# Objective 1
Arrange the entries below as a Markdown table with the columns Row and Line, starting at the first line of the entries and ending at the line that contains "nav-item-blog[interactable]: Blog —", both included. Leave out blank lines.

# Passage given

==================================================

PHP Call with Ajax

Question

I have to call this php file

<?php
session_start();
require 'connect.php';

//Prendo le tre variabili dalla form
if(isset($_POST['Titolo'])) {
    $title_rew = $conn->real_escape_string($_POST['Titolo']);
}

if(isset($_POST['Voto'])) {
   $voto_rew = $conn->real_escape_string($_POST['Voto']);
}

if(isset($_POST['Review'])) {
    $review_rew = $conn->real_escape_string($_POST['Review']);
}

if(isset($_POST['ID_locale'])) {
    $id_rew = $conn->real_escape_string($_POST['ID_locale']);
}

$current_date = date('Y-m-d');

$sql = "INSERT INTO recensione (Titolo_R, Voto_R, Commento_R, IDnegozio_R, Email_R, Utente_R, Data_R) 
        VALUES ('$title_rew', '$voto_rew', '$review_rew','$id_rew','".$_SESSION['emailSessione']."','".$_SESSION['usernameSessione']."','$current_date')";

$result = mysqli_query($conn,$sql) or die(mysqli_error($conn));
//Chiudo la connessione
$conn->close(); 

header("location:..\locals_page.php");
?>

I've tried with this

$("#submit_review").unbind().click(function() {
var chx = document.getElementsByName("Voto");
for (var i=0; i<chx.length; i++) {
   // If you have more than one radio group, also check the name     attribute
   // for the one you want as in && chx[i].name == 'choose'
   // Return true from the function on first match of a checked item
   $.post("php/insert_comment.php" );
     return true;

}
 // End of the loop, return false
 alert("Seleziona almeno il voto!");
return false;
});

But there it's not working. It's strange because with a button submit and a

 <form role="form" id="review-form" method="post" action="php/insert_comment.php">

It was working. But now I have to do this without a button type "Submit"

Thank you to all in advance

Answer 1

Single quotes treat $ as a string

$sql = "INSERT INTO recensione (Titolo_R, Voto_R, Commento_R, IDnegozio_R, Email_R, Utente_R, Data_R) 
    VALUES ('".$title_rew."', '".$voto_rew."', '".$review_rew."','".$id_rew."','".$_SESSION['emailSessione']."','".$_SESSION['usernameSessione']."','$current_date')";

Answer 2

just try this

$.ajax({
    url : "php/insert_comment.php",
    type : "post",
    data : $("#review-form").serialize();
    success : function(data){
        alert(data); // show when ajax return response from php script
    }
})

Answer 3

for that registered onclick event on that button and send ajax request using jquery

$.ajax({
type:'POST',
url : "your url",
data : $('form').serializeArray(),
cache: false,
success:function(response){
console.log(response) // your result from php
}
})

==================================================

# Provided records

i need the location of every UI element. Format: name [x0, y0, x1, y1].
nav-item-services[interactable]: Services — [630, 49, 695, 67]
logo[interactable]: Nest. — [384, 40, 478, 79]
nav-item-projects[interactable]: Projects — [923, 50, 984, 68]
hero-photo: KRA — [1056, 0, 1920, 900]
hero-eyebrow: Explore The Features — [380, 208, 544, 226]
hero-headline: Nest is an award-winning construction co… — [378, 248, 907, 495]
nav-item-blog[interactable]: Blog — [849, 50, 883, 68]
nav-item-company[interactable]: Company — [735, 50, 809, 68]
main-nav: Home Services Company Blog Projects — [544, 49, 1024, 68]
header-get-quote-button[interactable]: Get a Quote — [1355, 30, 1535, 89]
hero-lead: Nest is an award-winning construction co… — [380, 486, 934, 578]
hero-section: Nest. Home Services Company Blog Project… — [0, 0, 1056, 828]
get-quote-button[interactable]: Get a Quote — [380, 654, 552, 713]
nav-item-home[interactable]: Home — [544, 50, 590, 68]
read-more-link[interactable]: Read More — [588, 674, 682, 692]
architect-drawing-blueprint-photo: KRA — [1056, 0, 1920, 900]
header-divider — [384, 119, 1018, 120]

==================================================

# Objective 2
Translate this sentence from the Ajax forum thread above into Spanish: "Single quotes treat $ as a string"

# Result 1
| Row | Line |
|---|---|
| 1 | i need the location of every UI element. Format: name [x0, y0, x1, y1]. |
| 2 | nav-item-services[interactable]: Services — [630, 49, 695, 67] |
| 3 | logo[interactable]: Nest. — [384, 40, 478, 79] |
| 4 | nav-item-projects[interactable]: Projects — [923, 50, 984, 68] |
| 5 | hero-photo: KRA — [1056, 0, 1920, 900] |
| 6 | hero-eyebrow: Explore The Features — [380, 208, 544, 226] |
| 7 | hero-headline: Nest is an award-winning construction co… — [378, 248, 907, 495] |
| 8 | nav-item-blog[interactable]: Blog — [849, 50, 883, 68] |

# Result 2
Las comillas simples tratan $ como una cadena.